### [Input material]

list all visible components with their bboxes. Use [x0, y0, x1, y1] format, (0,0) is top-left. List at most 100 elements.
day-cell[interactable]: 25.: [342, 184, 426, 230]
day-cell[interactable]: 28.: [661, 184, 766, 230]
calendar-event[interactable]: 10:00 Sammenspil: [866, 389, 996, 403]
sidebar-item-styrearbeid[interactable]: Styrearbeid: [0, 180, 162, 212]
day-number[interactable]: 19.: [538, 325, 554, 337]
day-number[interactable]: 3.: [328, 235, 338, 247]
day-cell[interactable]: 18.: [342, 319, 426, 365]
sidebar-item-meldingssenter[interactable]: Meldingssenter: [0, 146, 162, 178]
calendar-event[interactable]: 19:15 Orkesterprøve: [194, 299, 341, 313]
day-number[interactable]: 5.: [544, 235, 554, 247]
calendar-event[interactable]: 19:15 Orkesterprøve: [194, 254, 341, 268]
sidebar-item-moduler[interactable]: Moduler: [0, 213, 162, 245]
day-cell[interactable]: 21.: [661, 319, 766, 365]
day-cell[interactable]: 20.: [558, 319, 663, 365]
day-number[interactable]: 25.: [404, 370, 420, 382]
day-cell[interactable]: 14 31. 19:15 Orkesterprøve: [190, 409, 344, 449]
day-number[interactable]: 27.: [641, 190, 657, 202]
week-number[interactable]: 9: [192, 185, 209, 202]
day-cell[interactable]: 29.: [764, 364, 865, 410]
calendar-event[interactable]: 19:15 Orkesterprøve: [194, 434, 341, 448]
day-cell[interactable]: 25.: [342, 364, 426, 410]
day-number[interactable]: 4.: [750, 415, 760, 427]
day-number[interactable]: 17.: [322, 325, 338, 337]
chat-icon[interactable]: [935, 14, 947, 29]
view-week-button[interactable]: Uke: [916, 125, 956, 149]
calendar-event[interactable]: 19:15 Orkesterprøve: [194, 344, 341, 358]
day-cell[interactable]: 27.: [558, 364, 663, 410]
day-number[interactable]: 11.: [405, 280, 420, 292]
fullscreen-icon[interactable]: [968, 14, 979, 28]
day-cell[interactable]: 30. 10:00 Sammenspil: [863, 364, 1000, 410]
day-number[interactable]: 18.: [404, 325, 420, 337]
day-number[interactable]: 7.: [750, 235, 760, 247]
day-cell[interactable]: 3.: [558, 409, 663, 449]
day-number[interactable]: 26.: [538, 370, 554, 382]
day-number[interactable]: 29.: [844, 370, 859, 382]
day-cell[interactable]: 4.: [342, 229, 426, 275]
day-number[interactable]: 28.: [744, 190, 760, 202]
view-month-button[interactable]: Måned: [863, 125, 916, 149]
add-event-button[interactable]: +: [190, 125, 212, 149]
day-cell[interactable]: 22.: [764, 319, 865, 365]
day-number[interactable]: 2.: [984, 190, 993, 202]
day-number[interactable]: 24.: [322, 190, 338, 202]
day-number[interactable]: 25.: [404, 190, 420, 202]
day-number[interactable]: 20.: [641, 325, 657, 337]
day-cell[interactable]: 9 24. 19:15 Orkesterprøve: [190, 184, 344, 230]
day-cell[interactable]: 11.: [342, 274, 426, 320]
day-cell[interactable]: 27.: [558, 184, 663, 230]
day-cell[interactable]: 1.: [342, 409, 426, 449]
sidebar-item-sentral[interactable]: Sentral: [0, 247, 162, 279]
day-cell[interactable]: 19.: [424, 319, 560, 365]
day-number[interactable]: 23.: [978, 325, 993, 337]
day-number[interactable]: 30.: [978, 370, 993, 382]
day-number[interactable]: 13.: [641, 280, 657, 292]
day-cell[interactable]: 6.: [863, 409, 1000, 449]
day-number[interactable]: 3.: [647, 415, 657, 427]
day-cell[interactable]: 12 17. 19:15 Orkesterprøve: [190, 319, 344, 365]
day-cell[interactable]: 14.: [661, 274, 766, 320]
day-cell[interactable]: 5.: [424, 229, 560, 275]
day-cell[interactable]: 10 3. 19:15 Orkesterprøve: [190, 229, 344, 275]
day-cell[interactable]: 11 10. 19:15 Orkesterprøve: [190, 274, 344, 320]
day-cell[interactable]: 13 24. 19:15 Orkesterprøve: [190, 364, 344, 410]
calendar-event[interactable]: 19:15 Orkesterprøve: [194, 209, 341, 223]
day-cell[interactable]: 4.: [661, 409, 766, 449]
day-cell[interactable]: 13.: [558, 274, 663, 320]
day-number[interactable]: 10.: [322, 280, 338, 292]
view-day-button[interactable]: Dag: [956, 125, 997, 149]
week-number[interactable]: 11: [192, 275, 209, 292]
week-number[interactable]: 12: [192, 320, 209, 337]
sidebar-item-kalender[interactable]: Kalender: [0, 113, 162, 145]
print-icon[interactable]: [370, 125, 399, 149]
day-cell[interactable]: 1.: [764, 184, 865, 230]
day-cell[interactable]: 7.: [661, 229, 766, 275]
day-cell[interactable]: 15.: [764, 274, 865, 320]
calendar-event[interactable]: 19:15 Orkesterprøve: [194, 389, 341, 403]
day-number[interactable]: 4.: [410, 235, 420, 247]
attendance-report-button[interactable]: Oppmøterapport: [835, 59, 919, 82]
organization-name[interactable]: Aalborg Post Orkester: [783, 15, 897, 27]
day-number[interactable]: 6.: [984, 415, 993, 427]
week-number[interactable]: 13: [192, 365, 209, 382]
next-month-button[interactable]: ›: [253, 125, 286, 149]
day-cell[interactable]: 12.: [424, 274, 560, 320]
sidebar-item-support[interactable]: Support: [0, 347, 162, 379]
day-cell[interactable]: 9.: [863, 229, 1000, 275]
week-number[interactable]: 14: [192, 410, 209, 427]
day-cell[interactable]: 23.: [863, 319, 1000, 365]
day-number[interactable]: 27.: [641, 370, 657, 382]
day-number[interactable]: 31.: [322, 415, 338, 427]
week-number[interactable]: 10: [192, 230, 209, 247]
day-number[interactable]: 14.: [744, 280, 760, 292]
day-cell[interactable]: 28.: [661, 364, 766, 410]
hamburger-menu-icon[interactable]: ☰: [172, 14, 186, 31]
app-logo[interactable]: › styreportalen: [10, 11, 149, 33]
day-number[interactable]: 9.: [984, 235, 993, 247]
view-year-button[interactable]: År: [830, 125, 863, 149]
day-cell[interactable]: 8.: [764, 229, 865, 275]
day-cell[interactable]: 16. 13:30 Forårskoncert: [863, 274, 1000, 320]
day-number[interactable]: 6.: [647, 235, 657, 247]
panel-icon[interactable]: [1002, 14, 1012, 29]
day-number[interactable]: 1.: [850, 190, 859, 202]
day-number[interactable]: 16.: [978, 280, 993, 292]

### [What this task involves]
Convert the rows above into a two-column Markdown table headed n and Line, with each line numbered in order and blank lines omitted.

### [Solution to the problem]
| n | Line |
|---|---|
| 1 | list all visible components with their bboxes. Use [x0, y0, x1, y1] format, (0,0) is top-left. List at most 100 elements. |
| 2 | day-cell[interactable]: 25.: [342, 184, 426, 230] |
| 3 | day-cell[interactable]: 28.: [661, 184, 766, 230] |
| 4 | calendar-event[interactable]: 10:00 Sammenspil: [866, 389, 996, 403] |
| 5 | sidebar-item-styrearbeid[interactable]: Styrearbeid: [0, 180, 162, 212] |
| 6 | day-number[interactable]: 19.: [538, 325, 554, 337] |
| 7 | day-number[interactable]: 3.: [328, 235, 338, 247] |
| 8 | day-cell[interactable]: 18.: [342, 319, 426, 365] |
| 9 | sidebar-item-meldingssenter[interactable]: Meldingssenter: [0, 146, 162, 178] |
| 10 | calendar-event[interactable]: 19:15 Orkesterprøve: [194, 299, 341, 313] |
| 11 | day-number[interactable]: 5.: [544, 235, 554, 247] |
| 12 | calendar-event[interactable]: 19:15 Orkesterprøve: [194, 254, 341, 268] |
| 13 | sidebar-item-moduler[interactable]: Moduler: [0, 213, 162, 245] |
| 14 | day-cell[interactable]: 21.: [661, 319, 766, 365] |
| 15 | day-cell[interactable]: 20.: [558, 319, 663, 365] |
| 16 | day-number[interactable]: 25.: [404, 370, 420, 382] |
| 17 | day-cell[interactable]: 14 31. 19:15 Orkesterprøve: [190, 409, 344, 449] |
| 18 | day-number[interactable]: 27.: [641, 190, 657, 202] |
| 19 | week-number[interactable]: 9: [192, 185, 209, 202] |
| 20 | day-cell[interactable]: 29.: [764, 364, 865, 410] |
| 21 | calendar-event[interactable]: 19:15 Orkesterprøve: [194, 434, 341, 448] |
| 22 | day-cell[interactable]: 25.: [342, 364, 426, 410] |
| 23 | day-number[interactable]: 4.: [750, 415, 760, 427] |
| 24 | day-number[interactable]: 17.: [322, 325, 338, 337] |
| 25 | chat-icon[interactable]: [935, 14, 947, 29] |
| 26 | view-week-button[interactable]: Uke: [916, 125, 956, 149] |
| 27 | calendar-event[interactable]: 19:15 Orkesterprøve: [194, 344, 341, 358] |
| 28 | day-cell[interactable]: 27.: [558, 364, 663, 410] |
| 29 | day-number[interactable]: 11.: [405, 280, 420, 292] |
| 30 | fullscreen-icon[interactable]: [968, 14, 979, 28] |
| 31 | day-cell[interactable]: 30. 10:00 Sammenspil: [863, 364, 1000, 410] |
| 32 | day-number[interactable]: 18.: [404, 325, 420, 337] |
| 33 | day-number[interactable]: 7.: [750, 235, 760, 247] |
| 34 | day-cell[interactable]: 3.: [558, 409, 663, 449] |
| 35 | day-number[interactable]: 26.: [538, 370, 554, 382] |
| 36 | day-number[interactable]: 29.: [844, 370, 859, 382] |
| 37 | day-cell[interactable]: 4.: [342, 229, 426, 275] |
| 38 | day-number[interactable]: 28.: [744, 190, 760, 202] |
| 39 | view-month-button[interactable]: Måned: [863, 125, 916, 149] |
| 40 | add-event-button[interactable]: +: [190, 125, 212, 149] |
| 41 | day-cell[interactable]: 22.: [764, 319, 865, 365] |
| 42 | day-number[interactable]: 2.: [984, 190, 993, 202] |
| 43 | day-number[interactable]: 24.: [322, 190, 338, 202] |
| 44 | day-number[interactable]: 25.: [404, 190, 420, 202] |
| 45 | day-number[interactable]: 20.: [641, 325, 657, 337] |
| 46 | day-cell[interactable]: 9 24. 19:15 Orkesterprøve: [190, 184, 344, 230] |
| 47 | day-cell[interactable]: 11.: [342, 274, 426, 320] |
| 48 | day-cell[interactable]: 27.: [558, 184, 663, 230] |
| 49 | day-cell[interactable]: 1.: [342, 409, 426, 449] |
| 50 | sidebar-item-sentral[interactable]: Sentral: [0, 247, 162, 279] |
| 51 | day-cell[interactable]: 19.: [424, 319, 560, 365] |
| 52 | day-number[interactable]: 23.: [978, 325, 993, 337] |
| 53 | day-number[interactable]: 30.: [978, 370, 993, 382] |
| 54 | day-number[interactable]: 13.: [641, 280, 657, 292] |
| 55 | day-cell[interactable]: 6.: [863, 409, 1000, 449] |
| 56 | day-number[interactable]: 3.: [647, 415, 657, 427] |
| 57 | day-cell[interactable]: 12 17. 19:15 Orkesterprøve: [190, 319, 344, 365] |
| 58 | day-cell[interactable]: 14.: [661, 274, 766, 320] |
| 59 | day-cell[interactable]: 5.: [424, 229, 560, 275] |
| 60 | day-cell[interactable]: 10 3. 19:15 Orkesterprøve: [190, 229, 344, 275] |
| 61 | day-cell[interactable]: 11 10. 19:15 Orkesterprøve: [190, 274, 344, 320] |
| 62 | day-cell[interactable]: 13 24. 19:15 Orkesterprøve: [190, 364, 344, 410] |
| 63 | calendar-event[interactable]: 19:15 Orkesterprøve: [194, 209, 341, 223] |
| 64 | day-cell[interactable]: 4.: [661, 409, 766, 449] |
| 65 | day-cell[interactable]: 13.: [558, 274, 663, 320] |
| 66 | day-number[interactable]: 10.: [322, 280, 338, 292] |
| 67 | view-day-button[interactable]: Dag: [956, 125, 997, 149] |
| 68 | week-number[interactable]: 11: [192, 275, 209, 292] |
| 69 | week-number[interactable]: 12: [192, 320, 209, 337] |
| 70 | sidebar-item-kalender[interactable]: Kalender: [0, 113, 162, 145] |
| 71 | print-icon[interactable]: [370, 125, 399, 149] |
| 72 | day-cell[interactable]: 1.: [764, 184, 865, 230] |
| 73 | day-cell[interactable]: 7.: [661, 229, 766, 275] |
| 74 | day-cell[interactable]: 15.: [764, 274, 865, 320] |
| 75 | calendar-event[interactable]: 19:15 Orkesterprøve: [194, 389, 341, 403] |
| 76 | day-number[interactable]: 4.: [410, 235, 420, 247] |
| 77 | attendance-report-button[interactable]: Oppmøterapport: [835, 59, 919, 82] |
| 78 | organization-name[interactable]: Aalborg Post Orkester: [783, 15, 897, 27] |
| 79 | day-number[interactable]: 6.: [984, 415, 993, 427] |
| 80 | week-number[interactable]: 13: [192, 365, 209, 382] |
| 81 | next-month-button[interactable]: ›: [253, 125, 286, 149] |
| 82 | day-cell[interactable]: 12.: [424, 274, 560, 320] |
| 83 | sidebar-item-support[interactable]: Support: [0, 347, 162, 379] |
| 84 | day-cell[interactable]: 9.: [863, 229, 1000, 275] |
| 85 | week-number[interactable]: 14: [192, 410, 209, 427] |
| 86 | day-cell[interactable]: 23.: [863, 319, 1000, 365] |
| 87 | day-number[interactable]: 27.: [641, 370, 657, 382] |
| 88 | day-number[interactable]: 31.: [322, 415, 338, 427] |
| 89 | week-number[interactable]: 10: [192, 230, 209, 247] |
| 90 | day-number[interactable]: 14.: [744, 280, 760, 292] |
| 91 | day-cell[interactable]: 28.: [661, 364, 766, 410] |
| 92 | hamburger-menu-icon[interactable]: ☰: [172, 14, 186, 31] |
| 93 | app-logo[interactable]: › styreportalen: [10, 11, 149, 33] |
| 94 | day-number[interactable]: 9.: [984, 235, 993, 247] |
| 95 | view-year-button[interactable]: År: [830, 125, 863, 149] |
| 96 | day-cell[interactable]: 8.: [764, 229, 865, 275] |
| 97 | day-cell[interactable]: 16. 13:30 Forårskoncert: [863, 274, 1000, 320] |
| 98 | day-number[interactable]: 6.: [647, 235, 657, 247] |
| 99 | panel-icon[interactable]: [1002, 14, 1012, 29] |
| 100 | day-number[interactable]: 1.: [850, 190, 859, 202] |
| 101 | day-number[interactable]: 16.: [978, 280, 993, 292] |